## Begin EXERCISE MATERIALS

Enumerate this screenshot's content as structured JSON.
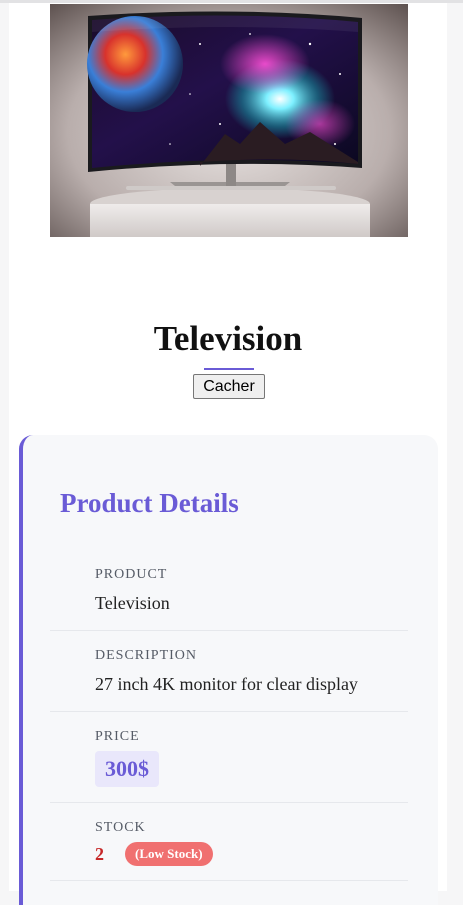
{
  "product": {
    "title": "Television",
    "hide_button_label": "Cacher",
    "image_alt": "television-product-image"
  },
  "details": {
    "heading": "Product Details",
    "fields": {
      "product_label": "PRODUCT",
      "product_value": "Television",
      "description_label": "DESCRIPTION",
      "description_value": "27 inch 4K monitor for clear display",
      "price_label": "PRICE",
      "price_value": "300$",
      "stock_label": "STOCK",
      "stock_value": "2",
      "stock_status": "(Low Stock)"
    }
  },
  "colors": {
    "accent": "#6a5bd6",
    "low_stock_badge": "#f07070",
    "stock_number": "#c62828",
    "price_bg": "#e9e7fb"
  }
}
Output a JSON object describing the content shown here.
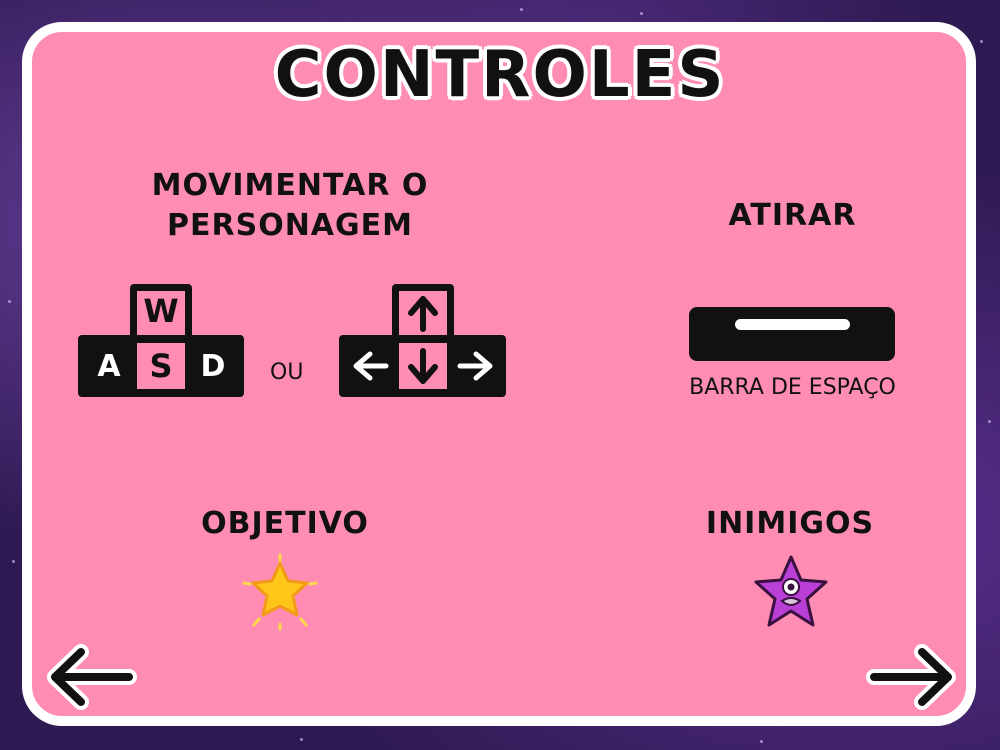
{
  "screen": {
    "title": "CONTROLES",
    "move": {
      "heading_line1": "MOVIMENTAR O",
      "heading_line2": "PERSONAGEM",
      "wasd_keys": {
        "w": "W",
        "a": "A",
        "s": "S",
        "d": "D"
      },
      "or_label": "OU",
      "arrow_icons": [
        "arrow-up-icon",
        "arrow-left-icon",
        "arrow-down-icon",
        "arrow-right-icon"
      ]
    },
    "shoot": {
      "heading": "ATIRAR",
      "key_caption": "BARRA DE ESPAÇO"
    },
    "objective": {
      "heading": "OBJETIVO",
      "icon": "star-icon"
    },
    "enemies": {
      "heading": "INIMIGOS",
      "icon": "purple-star-monster-icon"
    },
    "navigation": {
      "back_icon": "arrow-left-icon",
      "next_icon": "arrow-right-icon"
    },
    "colors": {
      "panel": "#ff8db3",
      "border": "#ffffff",
      "key": "#111111",
      "star": "#ffc61a",
      "enemy": "#b93fd6"
    }
  }
}
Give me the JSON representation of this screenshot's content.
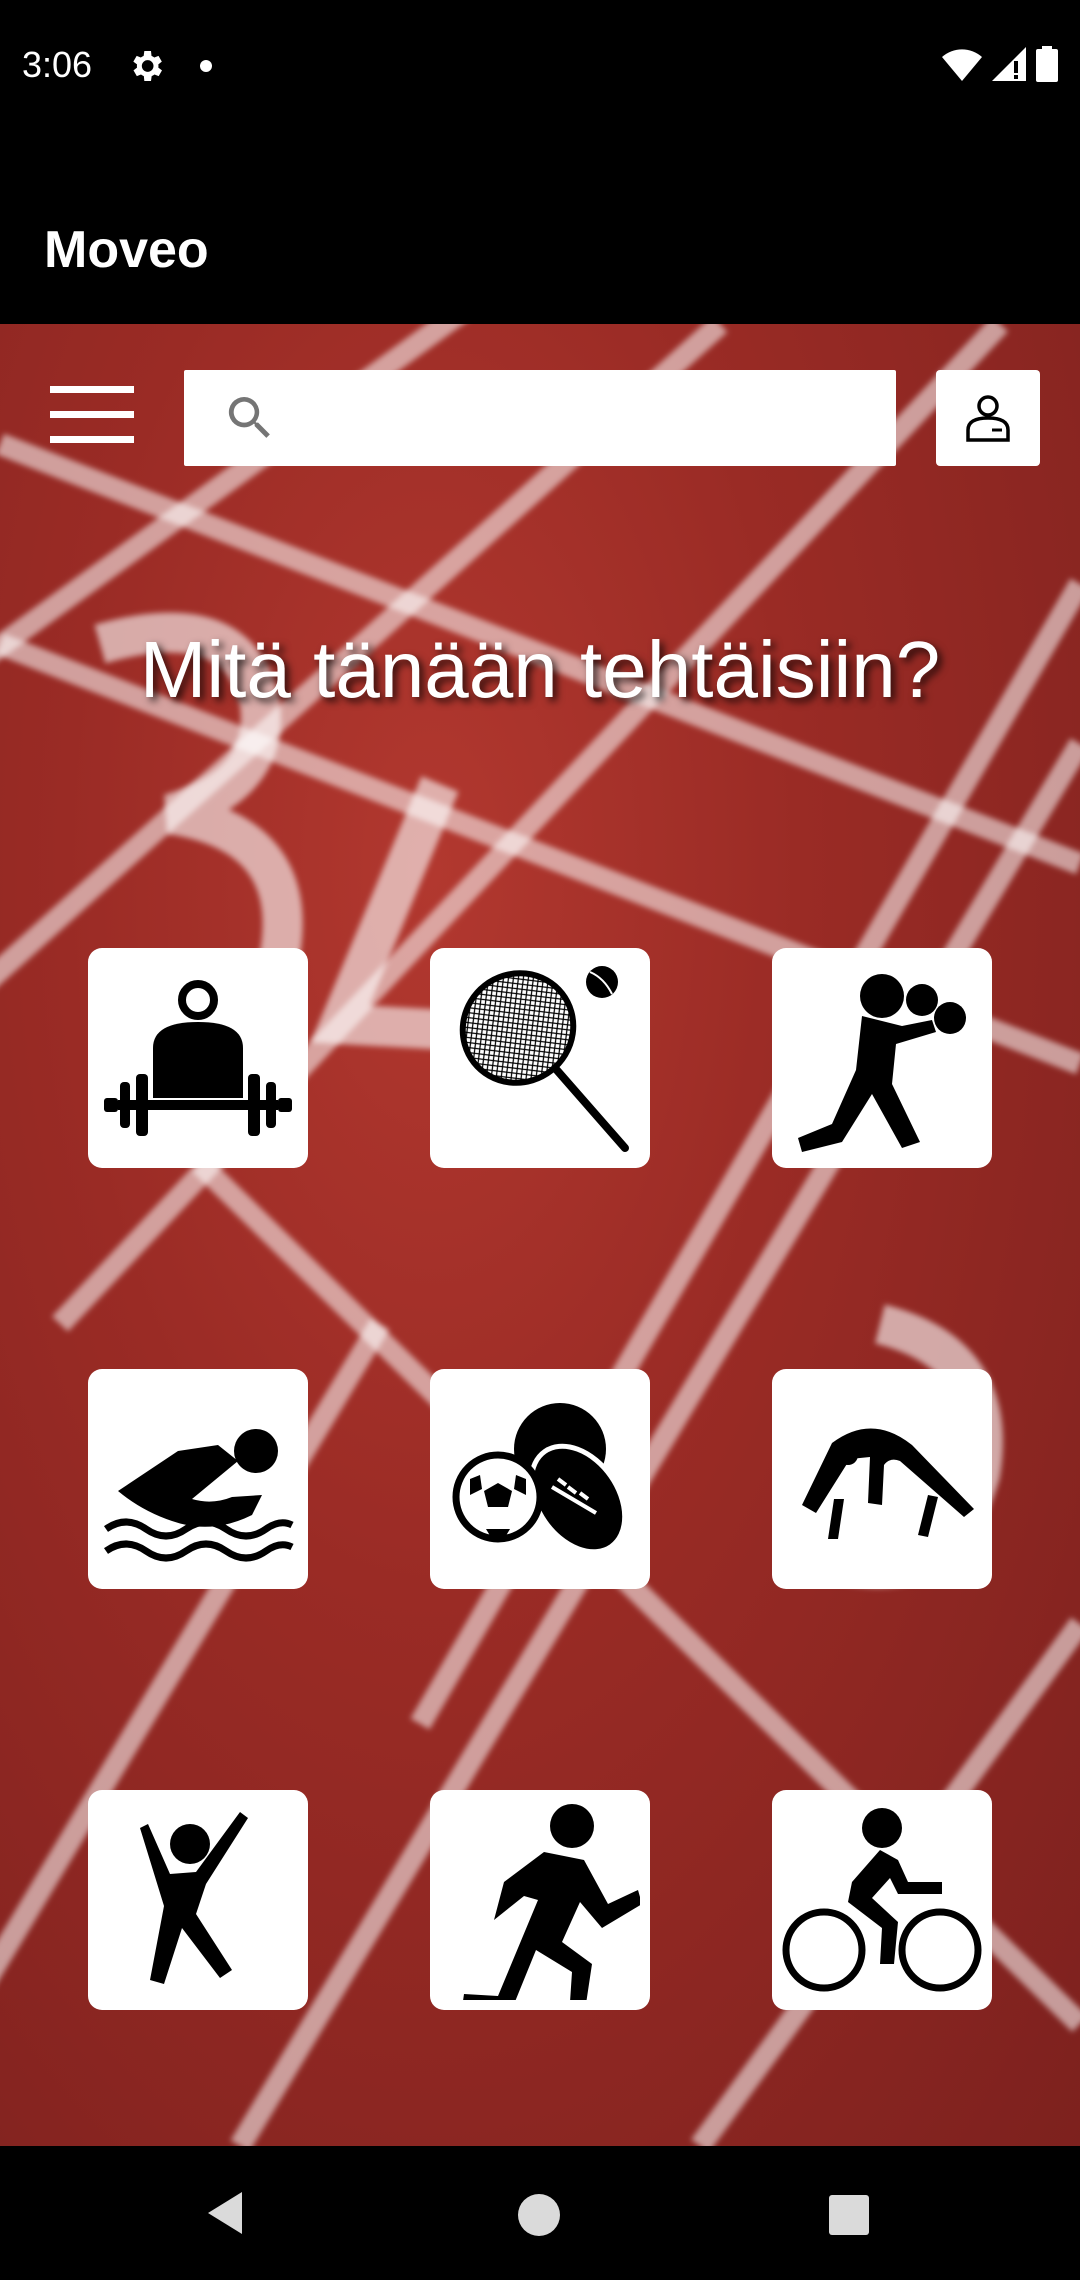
{
  "status_bar": {
    "time": "3:06",
    "icons": [
      "settings-icon",
      "notification-dot",
      "wifi-icon",
      "cellular-icon",
      "battery-icon"
    ]
  },
  "app_bar": {
    "title": "Moveo"
  },
  "toolbar": {
    "menu_icon": "hamburger-menu-icon",
    "search": {
      "placeholder": "",
      "value": "",
      "icon": "search-icon"
    },
    "profile_icon": "person-icon"
  },
  "main": {
    "headline": "Mitä tänään tehtäisiin?",
    "background": "running-track-photo",
    "activities": [
      {
        "icon": "weightlifting-icon"
      },
      {
        "icon": "tennis-icon"
      },
      {
        "icon": "boxing-icon"
      },
      {
        "icon": "swimming-icon"
      },
      {
        "icon": "ball-sports-icon"
      },
      {
        "icon": "gymnastics-icon"
      },
      {
        "icon": "dance-icon"
      },
      {
        "icon": "running-icon"
      },
      {
        "icon": "cycling-icon"
      }
    ]
  },
  "nav_bar": {
    "icons": [
      "back-icon",
      "home-icon",
      "recents-icon"
    ]
  },
  "colors": {
    "track_red": "#9a2b25",
    "tile_bg": "#ffffff",
    "bars": "#000000"
  }
}
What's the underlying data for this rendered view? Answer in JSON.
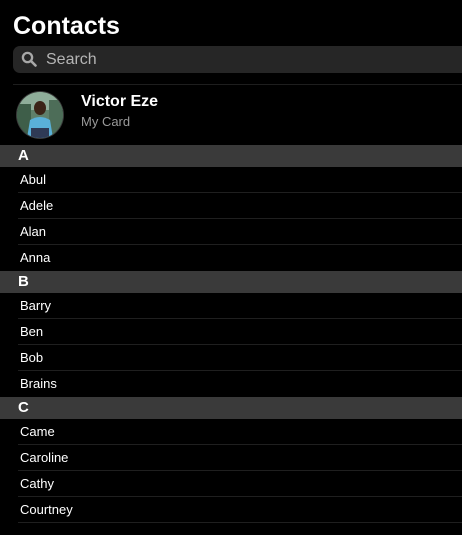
{
  "header": {
    "title": "Contacts"
  },
  "search": {
    "placeholder": "Search",
    "icon": "search-icon"
  },
  "my_card": {
    "name": "Victor Eze",
    "subtitle": "My Card"
  },
  "sections": [
    {
      "letter": "A",
      "contacts": [
        "Abul",
        "Adele",
        "Alan",
        "Anna"
      ]
    },
    {
      "letter": "B",
      "contacts": [
        "Barry",
        "Ben",
        "Bob",
        "Brains"
      ]
    },
    {
      "letter": "C",
      "contacts": [
        "Came",
        "Caroline",
        "Cathy",
        "Courtney"
      ]
    }
  ],
  "colors": {
    "background": "#000000",
    "section_header": "#3a3a3a",
    "search_field": "#262626",
    "secondary_text": "#9a9a9a"
  }
}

## End EXERCISE MATERIALS

[PROMPT]
Pull out each line of the listing that holds the string "right".

[RESULT FOR THIS EXERCISE]
        "arrow-right-icon"
      "next_icon": "arrow-right-icon"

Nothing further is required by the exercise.